Bounding box annotations:
____________________
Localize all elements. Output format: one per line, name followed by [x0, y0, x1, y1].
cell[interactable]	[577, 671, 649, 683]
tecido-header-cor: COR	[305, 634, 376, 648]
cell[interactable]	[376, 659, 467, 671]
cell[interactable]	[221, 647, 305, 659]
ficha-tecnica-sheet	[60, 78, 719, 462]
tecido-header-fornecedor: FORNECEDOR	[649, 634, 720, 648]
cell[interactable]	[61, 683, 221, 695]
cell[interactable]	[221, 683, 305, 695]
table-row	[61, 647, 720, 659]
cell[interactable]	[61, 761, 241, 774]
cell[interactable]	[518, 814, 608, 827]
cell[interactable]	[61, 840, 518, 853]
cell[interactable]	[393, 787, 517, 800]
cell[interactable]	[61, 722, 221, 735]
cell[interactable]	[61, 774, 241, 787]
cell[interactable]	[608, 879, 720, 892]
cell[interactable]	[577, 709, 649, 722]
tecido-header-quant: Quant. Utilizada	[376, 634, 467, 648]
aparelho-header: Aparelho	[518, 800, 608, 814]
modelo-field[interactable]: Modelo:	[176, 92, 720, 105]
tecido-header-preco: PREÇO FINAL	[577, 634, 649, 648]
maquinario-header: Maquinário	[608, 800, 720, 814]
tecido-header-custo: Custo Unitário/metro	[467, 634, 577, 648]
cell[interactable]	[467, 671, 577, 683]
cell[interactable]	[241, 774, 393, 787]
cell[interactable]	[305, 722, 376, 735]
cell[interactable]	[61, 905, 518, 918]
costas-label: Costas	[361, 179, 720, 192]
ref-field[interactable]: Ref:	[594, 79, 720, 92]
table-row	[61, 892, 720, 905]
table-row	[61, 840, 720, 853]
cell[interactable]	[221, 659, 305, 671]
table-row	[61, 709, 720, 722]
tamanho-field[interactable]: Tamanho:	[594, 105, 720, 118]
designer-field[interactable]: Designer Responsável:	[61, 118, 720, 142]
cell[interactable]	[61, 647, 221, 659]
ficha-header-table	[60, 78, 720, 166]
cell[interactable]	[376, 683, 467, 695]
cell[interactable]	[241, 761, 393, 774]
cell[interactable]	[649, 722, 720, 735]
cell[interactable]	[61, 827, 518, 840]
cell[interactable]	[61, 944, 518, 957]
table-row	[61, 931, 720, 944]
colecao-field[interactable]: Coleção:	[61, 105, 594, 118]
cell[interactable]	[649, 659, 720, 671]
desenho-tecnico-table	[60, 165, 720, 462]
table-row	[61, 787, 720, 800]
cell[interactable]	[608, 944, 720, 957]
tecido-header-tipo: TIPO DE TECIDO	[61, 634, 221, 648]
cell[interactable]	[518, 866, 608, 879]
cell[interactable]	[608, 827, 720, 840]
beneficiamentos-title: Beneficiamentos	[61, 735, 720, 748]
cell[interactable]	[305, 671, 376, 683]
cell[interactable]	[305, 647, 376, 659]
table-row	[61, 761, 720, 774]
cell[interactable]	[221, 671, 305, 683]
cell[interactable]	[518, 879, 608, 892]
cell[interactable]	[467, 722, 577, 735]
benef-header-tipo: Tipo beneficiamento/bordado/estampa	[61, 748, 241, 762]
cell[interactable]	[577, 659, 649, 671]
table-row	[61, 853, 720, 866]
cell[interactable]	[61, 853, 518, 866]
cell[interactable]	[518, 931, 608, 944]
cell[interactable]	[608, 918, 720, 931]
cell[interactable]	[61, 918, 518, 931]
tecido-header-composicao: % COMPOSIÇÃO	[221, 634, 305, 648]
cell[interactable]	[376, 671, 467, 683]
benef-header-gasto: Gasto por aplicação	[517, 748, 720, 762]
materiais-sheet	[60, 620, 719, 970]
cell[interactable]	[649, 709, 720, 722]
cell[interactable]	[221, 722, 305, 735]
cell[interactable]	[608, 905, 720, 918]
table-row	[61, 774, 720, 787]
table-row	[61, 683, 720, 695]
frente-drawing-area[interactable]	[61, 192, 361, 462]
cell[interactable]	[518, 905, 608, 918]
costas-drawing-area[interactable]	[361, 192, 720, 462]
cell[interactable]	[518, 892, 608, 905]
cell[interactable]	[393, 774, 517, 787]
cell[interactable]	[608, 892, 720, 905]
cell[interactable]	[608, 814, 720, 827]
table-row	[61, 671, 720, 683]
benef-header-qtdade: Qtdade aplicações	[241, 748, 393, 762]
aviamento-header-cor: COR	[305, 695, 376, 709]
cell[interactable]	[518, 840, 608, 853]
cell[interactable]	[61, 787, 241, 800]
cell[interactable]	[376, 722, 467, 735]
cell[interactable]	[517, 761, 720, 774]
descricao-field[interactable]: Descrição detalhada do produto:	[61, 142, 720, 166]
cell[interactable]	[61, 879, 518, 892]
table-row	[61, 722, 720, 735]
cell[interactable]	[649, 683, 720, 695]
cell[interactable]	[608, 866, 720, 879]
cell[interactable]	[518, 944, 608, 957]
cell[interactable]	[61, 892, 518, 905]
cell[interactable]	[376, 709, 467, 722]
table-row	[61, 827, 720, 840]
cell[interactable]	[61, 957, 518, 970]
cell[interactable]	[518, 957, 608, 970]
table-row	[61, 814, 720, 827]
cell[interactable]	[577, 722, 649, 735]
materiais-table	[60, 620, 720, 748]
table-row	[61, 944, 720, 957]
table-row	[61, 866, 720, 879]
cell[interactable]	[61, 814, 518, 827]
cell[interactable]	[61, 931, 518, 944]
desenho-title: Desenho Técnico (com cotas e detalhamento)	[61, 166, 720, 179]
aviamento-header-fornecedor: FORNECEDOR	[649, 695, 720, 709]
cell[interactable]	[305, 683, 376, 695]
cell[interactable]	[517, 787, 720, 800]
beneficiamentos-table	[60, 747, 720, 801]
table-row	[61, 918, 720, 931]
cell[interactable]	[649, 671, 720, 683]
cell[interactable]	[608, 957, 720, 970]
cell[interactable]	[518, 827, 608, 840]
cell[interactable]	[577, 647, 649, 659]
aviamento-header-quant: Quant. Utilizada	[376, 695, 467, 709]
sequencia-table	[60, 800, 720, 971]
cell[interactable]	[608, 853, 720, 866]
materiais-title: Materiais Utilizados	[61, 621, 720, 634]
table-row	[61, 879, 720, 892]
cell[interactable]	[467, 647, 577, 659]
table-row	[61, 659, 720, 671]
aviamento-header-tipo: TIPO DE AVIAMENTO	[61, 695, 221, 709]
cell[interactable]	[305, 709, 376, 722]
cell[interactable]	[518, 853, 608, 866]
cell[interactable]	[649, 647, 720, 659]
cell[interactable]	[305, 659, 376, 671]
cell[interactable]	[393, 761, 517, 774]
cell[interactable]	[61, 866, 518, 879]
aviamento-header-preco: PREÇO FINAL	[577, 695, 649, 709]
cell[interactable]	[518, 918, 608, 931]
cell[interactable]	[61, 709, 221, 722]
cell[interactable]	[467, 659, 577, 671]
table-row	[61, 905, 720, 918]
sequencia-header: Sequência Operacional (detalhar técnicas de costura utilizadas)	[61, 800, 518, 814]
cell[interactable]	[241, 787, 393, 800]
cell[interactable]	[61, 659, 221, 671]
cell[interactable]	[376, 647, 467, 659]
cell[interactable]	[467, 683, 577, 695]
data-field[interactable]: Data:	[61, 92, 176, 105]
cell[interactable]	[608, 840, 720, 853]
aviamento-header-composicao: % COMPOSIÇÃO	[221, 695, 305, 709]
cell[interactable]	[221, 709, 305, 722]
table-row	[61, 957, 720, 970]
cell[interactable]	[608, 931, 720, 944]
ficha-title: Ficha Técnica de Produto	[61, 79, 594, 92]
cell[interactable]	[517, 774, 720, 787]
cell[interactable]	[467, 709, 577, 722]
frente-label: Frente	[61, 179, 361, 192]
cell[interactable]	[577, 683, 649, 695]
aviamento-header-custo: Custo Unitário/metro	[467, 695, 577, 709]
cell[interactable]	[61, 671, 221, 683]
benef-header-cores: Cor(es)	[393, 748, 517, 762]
____________________
▸ What to work on
Can you rename "table-row" to "grid-row" in the data from the first line up to and including the line with "634, 467, 648]", and give those lines again with nothing else changed?

▸ Full solution
Localize all elements. Output format: one per line, name followed by [x0, y0, x1, y1].
cell[interactable]	[577, 671, 649, 683]
tecido-header-cor: COR	[305, 634, 376, 648]
cell[interactable]	[376, 659, 467, 671]
cell[interactable]	[221, 647, 305, 659]
ficha-tecnica-sheet	[60, 78, 719, 462]
tecido-header-fornecedor: FORNECEDOR	[649, 634, 720, 648]
cell[interactable]	[61, 683, 221, 695]
cell[interactable]	[221, 683, 305, 695]
grid-row	[61, 647, 720, 659]
cell[interactable]	[61, 761, 241, 774]
cell[interactable]	[518, 814, 608, 827]
cell[interactable]	[61, 840, 518, 853]
cell[interactable]	[393, 787, 517, 800]
cell[interactable]	[61, 722, 221, 735]
cell[interactable]	[61, 774, 241, 787]
cell[interactable]	[608, 879, 720, 892]
cell[interactable]	[577, 709, 649, 722]
tecido-header-quant: Quant. Utilizada	[376, 634, 467, 648]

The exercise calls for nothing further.